Short task: In the data below, locate each line with the word "this" and list it.

The records:
** START **

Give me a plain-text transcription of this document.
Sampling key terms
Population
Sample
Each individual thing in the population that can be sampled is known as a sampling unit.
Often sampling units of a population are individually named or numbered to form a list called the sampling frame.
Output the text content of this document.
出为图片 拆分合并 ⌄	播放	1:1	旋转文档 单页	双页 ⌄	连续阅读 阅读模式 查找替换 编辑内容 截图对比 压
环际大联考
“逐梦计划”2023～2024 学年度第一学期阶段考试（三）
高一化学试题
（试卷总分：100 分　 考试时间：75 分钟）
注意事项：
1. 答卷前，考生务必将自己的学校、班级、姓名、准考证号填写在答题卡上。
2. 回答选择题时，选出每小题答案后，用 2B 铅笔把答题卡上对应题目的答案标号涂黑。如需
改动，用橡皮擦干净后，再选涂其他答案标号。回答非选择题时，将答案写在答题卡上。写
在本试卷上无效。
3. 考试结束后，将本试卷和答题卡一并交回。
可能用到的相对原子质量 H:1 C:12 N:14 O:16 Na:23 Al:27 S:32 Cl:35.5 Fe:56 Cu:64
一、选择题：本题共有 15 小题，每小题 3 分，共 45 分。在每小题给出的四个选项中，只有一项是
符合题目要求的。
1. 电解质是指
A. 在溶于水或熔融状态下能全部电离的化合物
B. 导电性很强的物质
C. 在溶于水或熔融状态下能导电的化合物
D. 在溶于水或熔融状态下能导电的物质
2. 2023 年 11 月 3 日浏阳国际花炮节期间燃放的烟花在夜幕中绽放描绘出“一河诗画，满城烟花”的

** END **
** START **

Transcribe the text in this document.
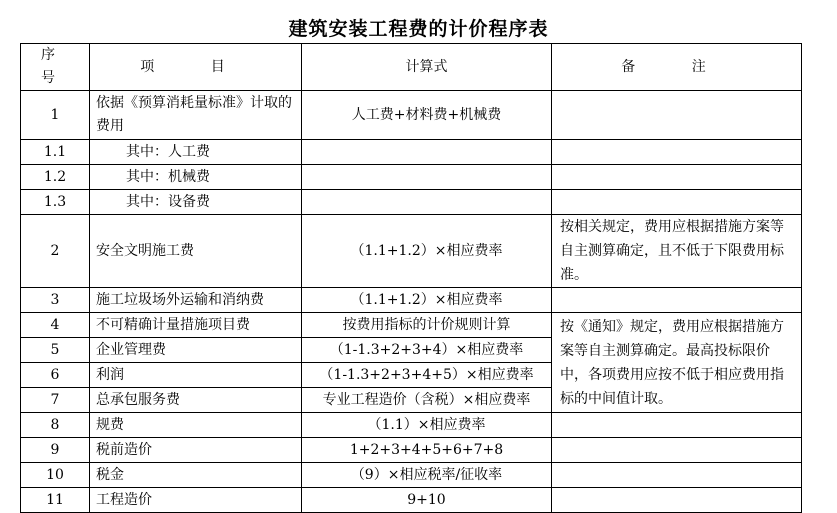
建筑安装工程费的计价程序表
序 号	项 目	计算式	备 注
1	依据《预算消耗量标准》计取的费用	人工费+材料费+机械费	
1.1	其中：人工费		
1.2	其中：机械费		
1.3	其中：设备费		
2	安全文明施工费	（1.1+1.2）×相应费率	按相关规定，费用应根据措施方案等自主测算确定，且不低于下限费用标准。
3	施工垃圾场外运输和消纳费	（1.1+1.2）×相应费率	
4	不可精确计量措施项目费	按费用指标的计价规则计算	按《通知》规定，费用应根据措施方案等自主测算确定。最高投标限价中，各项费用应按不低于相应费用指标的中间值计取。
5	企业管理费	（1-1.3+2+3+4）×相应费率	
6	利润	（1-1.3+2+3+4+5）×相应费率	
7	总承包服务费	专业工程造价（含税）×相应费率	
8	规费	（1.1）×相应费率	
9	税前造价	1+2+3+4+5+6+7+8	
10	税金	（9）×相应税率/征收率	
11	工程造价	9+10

** END **

Written answer:
Give me a plain-text transcription of this document.
Output the text content of this document.
Transcribe the text in this document.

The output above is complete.